**** Excerpt to read
Sharing content that makes other people engage with their site is a large part of what makes social media sites valuable. Importantly, technology companies are legitimately reluctant to engage in obvious censorship. However, these limitations take on a different set of implications when the content is not personal photos or cute animals but distributing facts and news. Moreover, this shift is not happenstance – Facebook has moved aggressively to incorporate news into its site, launching programs such as the trending stories news feature and launching an Instant Articles program in partnership with key trusted news sources. Given social media’s evolving role in the larger information ecosystem, as well as their active efforts to incorporate news content, the policies of large social media companies will continue to have practical implications for news consumers. The result is that they cannot absolve themselves entirely from any obligation to make editorial decisions (or escape the fact that they already inadvertently have) even if that endangers their ability to be seen as neutral, algorithm-driven technology companies.

In the aftermath of all the recent coverage on this topic, many technology companies have admitted to the need to change how they operate. Facebook is experimenting with ways to remove known propagators of fake news and offering ways to flag stories as problematic. It is also changing the structure of how the platform operates to discourage fake news (e.g. removing the ability to edit link previews, adding a “disputed” label and minimizing the impact of high-frequency posters, which have been associated with fake news stories).
********
Set down the portion of the passage on social media and news starting at "In the aftermath" and ending at "fake news stories).", keeping every word and mark unchanged.
**** Information supplied
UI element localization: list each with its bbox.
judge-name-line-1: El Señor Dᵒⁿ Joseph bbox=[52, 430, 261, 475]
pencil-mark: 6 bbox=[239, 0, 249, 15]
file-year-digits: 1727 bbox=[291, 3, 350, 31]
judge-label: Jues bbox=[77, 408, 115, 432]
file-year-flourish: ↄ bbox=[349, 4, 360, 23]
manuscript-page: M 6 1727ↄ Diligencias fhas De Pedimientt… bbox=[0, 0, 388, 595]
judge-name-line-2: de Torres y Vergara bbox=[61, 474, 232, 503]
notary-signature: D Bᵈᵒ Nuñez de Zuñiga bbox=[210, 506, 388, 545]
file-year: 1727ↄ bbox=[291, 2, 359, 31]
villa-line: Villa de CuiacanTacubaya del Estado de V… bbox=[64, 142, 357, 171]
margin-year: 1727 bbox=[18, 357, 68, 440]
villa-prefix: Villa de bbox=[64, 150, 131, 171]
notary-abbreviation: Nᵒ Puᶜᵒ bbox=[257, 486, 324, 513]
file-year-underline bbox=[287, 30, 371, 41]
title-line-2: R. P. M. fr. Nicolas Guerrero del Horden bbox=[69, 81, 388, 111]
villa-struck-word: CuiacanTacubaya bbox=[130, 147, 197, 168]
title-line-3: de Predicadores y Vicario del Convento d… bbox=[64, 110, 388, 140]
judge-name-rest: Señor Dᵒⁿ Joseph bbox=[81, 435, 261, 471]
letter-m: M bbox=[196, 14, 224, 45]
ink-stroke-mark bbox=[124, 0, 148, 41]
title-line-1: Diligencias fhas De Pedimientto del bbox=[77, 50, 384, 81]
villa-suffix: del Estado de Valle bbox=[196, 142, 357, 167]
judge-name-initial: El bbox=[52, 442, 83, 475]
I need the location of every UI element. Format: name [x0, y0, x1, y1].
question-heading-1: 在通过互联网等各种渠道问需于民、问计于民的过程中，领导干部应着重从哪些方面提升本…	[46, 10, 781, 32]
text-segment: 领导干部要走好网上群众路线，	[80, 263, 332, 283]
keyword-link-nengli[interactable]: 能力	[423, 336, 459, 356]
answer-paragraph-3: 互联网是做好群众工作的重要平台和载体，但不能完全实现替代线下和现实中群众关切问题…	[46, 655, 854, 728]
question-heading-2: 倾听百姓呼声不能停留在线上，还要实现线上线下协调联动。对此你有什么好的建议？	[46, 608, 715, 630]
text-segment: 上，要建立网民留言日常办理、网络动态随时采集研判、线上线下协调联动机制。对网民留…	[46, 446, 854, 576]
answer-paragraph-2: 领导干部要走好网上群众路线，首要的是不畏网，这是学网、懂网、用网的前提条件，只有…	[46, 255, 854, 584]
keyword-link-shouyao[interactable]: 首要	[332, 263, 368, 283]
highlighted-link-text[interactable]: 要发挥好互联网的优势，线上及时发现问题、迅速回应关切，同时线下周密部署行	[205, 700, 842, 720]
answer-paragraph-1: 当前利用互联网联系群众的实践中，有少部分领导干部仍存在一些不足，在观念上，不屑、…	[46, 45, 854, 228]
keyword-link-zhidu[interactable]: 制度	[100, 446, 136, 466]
********
**** Information supplied
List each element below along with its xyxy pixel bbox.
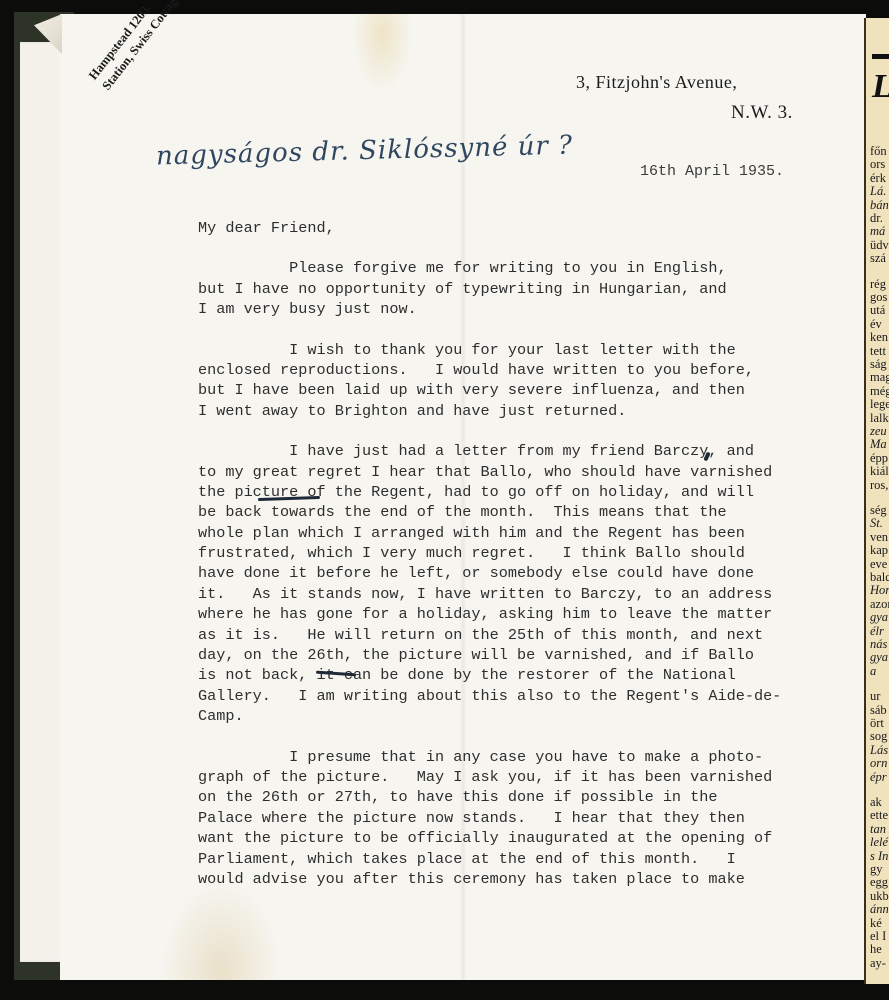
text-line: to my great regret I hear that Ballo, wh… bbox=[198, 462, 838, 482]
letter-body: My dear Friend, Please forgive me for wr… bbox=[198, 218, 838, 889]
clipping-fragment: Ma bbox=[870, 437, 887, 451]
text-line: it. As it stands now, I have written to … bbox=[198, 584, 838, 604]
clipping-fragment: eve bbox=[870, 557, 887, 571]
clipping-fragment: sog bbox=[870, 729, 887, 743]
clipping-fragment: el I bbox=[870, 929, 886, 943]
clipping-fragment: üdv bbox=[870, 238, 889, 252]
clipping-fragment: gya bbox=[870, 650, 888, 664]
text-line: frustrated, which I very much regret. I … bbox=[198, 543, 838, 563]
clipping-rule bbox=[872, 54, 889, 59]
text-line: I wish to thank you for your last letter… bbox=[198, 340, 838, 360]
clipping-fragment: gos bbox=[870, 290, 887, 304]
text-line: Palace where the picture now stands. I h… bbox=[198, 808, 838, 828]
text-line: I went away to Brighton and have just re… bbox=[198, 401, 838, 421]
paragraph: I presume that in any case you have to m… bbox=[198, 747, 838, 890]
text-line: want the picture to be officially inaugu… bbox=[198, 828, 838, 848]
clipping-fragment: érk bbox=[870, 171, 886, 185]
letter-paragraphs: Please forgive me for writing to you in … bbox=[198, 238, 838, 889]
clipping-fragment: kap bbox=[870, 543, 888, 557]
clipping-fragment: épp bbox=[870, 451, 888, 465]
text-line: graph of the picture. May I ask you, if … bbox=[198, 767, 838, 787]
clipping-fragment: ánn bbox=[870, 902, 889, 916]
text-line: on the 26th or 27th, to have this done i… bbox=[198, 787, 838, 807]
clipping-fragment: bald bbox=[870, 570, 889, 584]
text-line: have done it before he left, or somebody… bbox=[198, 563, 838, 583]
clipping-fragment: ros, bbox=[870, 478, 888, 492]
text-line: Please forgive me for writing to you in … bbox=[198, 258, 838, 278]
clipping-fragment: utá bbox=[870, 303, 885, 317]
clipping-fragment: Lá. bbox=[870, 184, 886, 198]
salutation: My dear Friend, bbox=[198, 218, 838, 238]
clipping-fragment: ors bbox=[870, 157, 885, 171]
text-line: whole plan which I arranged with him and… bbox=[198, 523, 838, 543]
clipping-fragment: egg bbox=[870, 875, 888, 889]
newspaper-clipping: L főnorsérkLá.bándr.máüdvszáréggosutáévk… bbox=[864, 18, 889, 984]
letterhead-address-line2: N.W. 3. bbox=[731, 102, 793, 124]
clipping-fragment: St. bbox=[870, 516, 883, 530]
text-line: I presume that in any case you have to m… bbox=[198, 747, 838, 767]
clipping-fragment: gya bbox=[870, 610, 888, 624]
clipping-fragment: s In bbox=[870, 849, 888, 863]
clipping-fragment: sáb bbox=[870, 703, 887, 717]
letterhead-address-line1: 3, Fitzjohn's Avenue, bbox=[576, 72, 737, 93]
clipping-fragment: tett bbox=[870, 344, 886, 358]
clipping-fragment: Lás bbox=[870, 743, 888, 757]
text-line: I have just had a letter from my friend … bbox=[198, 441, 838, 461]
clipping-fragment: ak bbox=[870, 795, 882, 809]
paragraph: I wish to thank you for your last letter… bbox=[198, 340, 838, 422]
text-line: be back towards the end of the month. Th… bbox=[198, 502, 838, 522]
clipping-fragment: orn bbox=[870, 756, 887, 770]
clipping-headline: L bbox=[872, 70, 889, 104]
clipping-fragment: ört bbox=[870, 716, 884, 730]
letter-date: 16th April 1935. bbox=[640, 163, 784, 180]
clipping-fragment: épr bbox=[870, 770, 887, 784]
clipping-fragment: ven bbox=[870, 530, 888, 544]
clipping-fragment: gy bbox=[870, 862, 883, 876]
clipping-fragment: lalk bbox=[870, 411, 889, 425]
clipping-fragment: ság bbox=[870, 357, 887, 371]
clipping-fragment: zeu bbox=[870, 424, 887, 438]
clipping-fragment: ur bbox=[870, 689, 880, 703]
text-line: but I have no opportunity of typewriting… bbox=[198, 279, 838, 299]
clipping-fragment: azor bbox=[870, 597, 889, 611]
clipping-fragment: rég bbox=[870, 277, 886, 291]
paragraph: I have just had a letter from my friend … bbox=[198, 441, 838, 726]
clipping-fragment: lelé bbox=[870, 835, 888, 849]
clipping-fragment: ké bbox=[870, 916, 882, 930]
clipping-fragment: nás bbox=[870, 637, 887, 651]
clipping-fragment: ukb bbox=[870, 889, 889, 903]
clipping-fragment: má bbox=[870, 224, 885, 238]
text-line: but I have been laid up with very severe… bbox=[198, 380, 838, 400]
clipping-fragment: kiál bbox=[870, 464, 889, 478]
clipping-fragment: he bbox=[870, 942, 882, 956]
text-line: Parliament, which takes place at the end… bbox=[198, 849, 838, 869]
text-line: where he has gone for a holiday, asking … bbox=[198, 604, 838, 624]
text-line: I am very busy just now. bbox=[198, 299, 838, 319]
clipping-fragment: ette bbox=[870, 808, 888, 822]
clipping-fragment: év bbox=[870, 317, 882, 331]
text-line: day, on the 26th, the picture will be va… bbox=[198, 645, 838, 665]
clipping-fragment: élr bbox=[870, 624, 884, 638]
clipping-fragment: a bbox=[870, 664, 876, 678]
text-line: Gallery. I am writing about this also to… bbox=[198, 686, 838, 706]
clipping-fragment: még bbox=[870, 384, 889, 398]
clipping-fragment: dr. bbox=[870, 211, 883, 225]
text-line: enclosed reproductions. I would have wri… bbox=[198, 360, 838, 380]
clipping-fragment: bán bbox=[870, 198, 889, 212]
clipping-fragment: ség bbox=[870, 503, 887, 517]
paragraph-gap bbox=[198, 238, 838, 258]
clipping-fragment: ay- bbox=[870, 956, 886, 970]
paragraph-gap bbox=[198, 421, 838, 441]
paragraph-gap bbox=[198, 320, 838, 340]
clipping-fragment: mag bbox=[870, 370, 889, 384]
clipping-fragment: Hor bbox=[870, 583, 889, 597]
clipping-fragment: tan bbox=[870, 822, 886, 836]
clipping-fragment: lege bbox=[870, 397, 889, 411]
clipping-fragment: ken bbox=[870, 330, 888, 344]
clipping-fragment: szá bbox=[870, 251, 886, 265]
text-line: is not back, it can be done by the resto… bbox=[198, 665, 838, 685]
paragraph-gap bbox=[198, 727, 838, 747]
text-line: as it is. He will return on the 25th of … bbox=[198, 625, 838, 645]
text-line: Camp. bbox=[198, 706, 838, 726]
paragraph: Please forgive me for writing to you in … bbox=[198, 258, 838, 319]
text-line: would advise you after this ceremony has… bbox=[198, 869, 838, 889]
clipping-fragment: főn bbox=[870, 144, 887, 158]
********
**Solved exercise:**
In the aftermath of all the recent coverage on this topic, many technology companies have admitted to the need to change how they operate. Facebook is experimenting with ways to remove known propagators of fake news and offering ways to flag stories as problematic. It is also changing the structure of how the platform operates to discourage fake news (e.g. removing the ability to edit link previews, adding a “disputed” label and minimizing the impact of high-frequency posters, which have been associated with fake news stories).